▶ **Exercices**:
A. Pour chacune des affirmations suivantes, indiquez par oui ou par non si elle concorde avec l'extrait sur Paraz, en citant textuellement les mots décisifs. (i) À son retour en France, Céline s'est arrêté à Vence pour voir Paraz. (ii) Paraz écrivait à la fois dans Le Libertaire et dans Rivarol. (iii) Paraz a manifesté de l'amertume envers Céline.
B. Rédigez la suite de l'extrait sur Paraz, à partir de sa dernière phrase.

▶ **Extrait**:
En définitive, en n’étant pas assez égoïste, Paraz s’est fait du tort de deux façons (Céline lui-même a parfois trouvé son zèle encombrant, et quand il est rentré en France, il est descendu sur la Côte d’Azur sans s’arrêter à Vence pour le voir ; Paraz, noblement, n’en a montré aucune amertume). Tort personnel : considéré comme " fâcho ", cet anarchiste foncier, ami de Louis Lecoin, et qui écrivait dans Le Libertaire aussi bien que dans Rivarol, s’est vu fermer bien des portes ; et tort littéraire : cet écrivain original, avec sa musique bien à lui, sorte de jazz pour les petits bals du bonheur, a été relégué dans un coin comme " sous-Céline " et injustement ignoré.

▶ **Données recueillies**:
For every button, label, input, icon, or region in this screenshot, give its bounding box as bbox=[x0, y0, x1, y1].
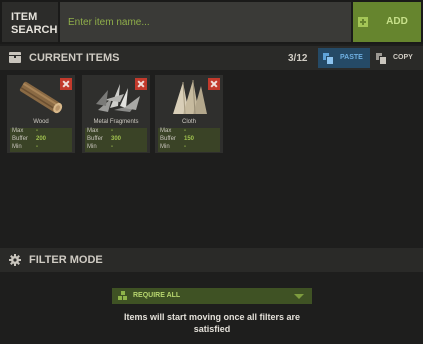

▶ **Corrigé**:
A.
(i) Non : « il est descendu sur la Côte d’Azur sans s’arrêter à Vence pour le voir ».
(ii) Oui : « qui écrivait dans Le Libertaire aussi bien que dans Rivarol ».
(iii) Non : « Paraz, noblement, n’en a montré aucune amertume ».

B.
Après un très long purgatoire commencé de son vivant, va-t-il être découvert par une nouvelle génération ? Les rééditions obtenues par l’obstination de son biographe permettent de l’espérer. On s’apercevra enfin que, derrière sa drôlerie, et ses outrances d’expression, Paraz est non seulement un bon écrivain, mais aussi un homme à prendre au sérieux. Il a posé une question dont l’actualité est permanente : quelle différence y a-t-il entre bonne " Résistance " et méchant " terrorisme " ? Et la préface qu’il écrivit pour Le Mensonge d’Ulysse de Paul Rassinier, reproduite à la fin du Menuet du haricot, se terminait sur un programme : " La patrie, il faut la faire passer tout doucement, avec de grandes précautions, sur le plan de l’Europe entière, et cela ne va pas être facile. Il faudra d’abord rassurer, montrer que les unions franco-allemandes ne visent personne, mais invitent tout le monde. " C’était voir assez loin et assez bien ; un demi-siècle plus tard, ces vues prennent enfin consistance. Féru d’occultisme, Paraz était-il prophète ?

 

Marcel SIGNAC

(Rivarol, 12 décembre 2003)

1. " Cochons-sur-Marne ", c’était Lagny (Seine-et-Marne). Sans rancune, la ville a donné à l’une de ses rues le nom de Léon Bloy. Quand verra-t-on une rue Paraz à Vence – ou ailleurs ?

2. Albert Paraz, Pamphlets (Le gala des vaches, Valsez saucisses !, Le menuet du haricot), éd. L’Âge d’homme, 368 pages. Prix : 29 €, franco. Disponible auprès du Bulletin célinien.

3. Exactement : 980 grammes.

4. La remarquable biographie, Paraz le rebelle, par Jacques Aboucaya (éd. L’Âge d’homme) : lecture quasi indispensable après celle des " pamphlets " qu’elle éclaire et précise.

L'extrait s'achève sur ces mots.